Data excerpts
****************************************

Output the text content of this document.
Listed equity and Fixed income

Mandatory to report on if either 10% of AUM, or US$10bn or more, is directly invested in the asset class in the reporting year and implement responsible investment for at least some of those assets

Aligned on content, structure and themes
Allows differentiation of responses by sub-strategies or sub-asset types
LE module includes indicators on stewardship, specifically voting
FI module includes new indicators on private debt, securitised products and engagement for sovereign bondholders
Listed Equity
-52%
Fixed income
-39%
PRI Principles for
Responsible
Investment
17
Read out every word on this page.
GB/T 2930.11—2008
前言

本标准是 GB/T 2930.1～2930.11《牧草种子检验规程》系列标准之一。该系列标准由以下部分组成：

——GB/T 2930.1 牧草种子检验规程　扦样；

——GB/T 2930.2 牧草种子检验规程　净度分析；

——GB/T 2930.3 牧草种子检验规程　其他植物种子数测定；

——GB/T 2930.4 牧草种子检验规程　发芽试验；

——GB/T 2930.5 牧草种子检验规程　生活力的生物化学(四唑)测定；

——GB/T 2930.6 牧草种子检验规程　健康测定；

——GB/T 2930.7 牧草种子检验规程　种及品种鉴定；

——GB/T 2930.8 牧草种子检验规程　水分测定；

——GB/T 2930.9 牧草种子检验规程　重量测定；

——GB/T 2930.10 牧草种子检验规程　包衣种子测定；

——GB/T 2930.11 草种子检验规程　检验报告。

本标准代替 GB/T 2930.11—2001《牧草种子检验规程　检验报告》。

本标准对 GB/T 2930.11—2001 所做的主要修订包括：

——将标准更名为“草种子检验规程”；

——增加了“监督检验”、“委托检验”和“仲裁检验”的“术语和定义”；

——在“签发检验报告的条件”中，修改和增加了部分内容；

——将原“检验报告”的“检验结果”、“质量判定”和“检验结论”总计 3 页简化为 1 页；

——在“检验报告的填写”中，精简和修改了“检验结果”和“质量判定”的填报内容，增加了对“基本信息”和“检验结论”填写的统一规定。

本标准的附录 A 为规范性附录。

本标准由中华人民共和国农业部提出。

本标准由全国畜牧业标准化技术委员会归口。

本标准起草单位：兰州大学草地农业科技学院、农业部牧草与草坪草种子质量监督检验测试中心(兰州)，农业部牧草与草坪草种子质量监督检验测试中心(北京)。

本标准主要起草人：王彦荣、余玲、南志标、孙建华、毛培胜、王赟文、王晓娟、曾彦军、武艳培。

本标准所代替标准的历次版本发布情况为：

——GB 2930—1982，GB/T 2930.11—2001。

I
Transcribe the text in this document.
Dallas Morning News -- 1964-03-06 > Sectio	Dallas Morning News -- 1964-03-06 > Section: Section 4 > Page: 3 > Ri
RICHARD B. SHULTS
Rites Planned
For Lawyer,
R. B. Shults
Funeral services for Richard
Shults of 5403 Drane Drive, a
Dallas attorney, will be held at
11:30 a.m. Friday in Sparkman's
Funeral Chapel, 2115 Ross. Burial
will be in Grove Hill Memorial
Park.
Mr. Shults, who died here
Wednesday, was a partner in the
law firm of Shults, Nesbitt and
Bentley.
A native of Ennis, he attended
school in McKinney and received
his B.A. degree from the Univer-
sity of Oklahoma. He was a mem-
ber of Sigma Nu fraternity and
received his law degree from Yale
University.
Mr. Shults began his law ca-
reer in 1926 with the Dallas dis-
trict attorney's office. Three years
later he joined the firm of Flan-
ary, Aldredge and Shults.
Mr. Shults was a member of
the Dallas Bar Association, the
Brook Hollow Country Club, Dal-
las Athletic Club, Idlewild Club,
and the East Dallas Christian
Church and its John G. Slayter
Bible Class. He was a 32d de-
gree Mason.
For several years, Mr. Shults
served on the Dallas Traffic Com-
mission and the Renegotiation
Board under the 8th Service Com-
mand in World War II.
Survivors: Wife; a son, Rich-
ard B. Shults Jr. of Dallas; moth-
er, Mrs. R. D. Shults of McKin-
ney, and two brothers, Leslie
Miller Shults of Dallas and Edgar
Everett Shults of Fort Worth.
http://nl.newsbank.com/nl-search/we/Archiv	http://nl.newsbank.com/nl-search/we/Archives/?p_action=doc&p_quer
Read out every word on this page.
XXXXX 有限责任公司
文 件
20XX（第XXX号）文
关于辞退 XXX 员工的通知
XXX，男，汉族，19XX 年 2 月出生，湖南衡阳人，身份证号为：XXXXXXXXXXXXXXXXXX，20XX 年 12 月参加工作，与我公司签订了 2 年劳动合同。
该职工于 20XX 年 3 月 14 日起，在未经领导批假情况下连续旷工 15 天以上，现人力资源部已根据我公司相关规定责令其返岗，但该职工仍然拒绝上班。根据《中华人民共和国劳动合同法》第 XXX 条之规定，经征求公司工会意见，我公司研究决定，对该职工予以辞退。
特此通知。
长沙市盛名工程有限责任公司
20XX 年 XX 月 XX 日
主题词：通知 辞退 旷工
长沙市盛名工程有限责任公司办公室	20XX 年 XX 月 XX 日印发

****************************************

Copy out each line in the preceding records that contains "module".

LE module includes indicators on stewardship, specifically voting
FI module includes new indicators on private debt, securitised products and engagement for sovereign bondholders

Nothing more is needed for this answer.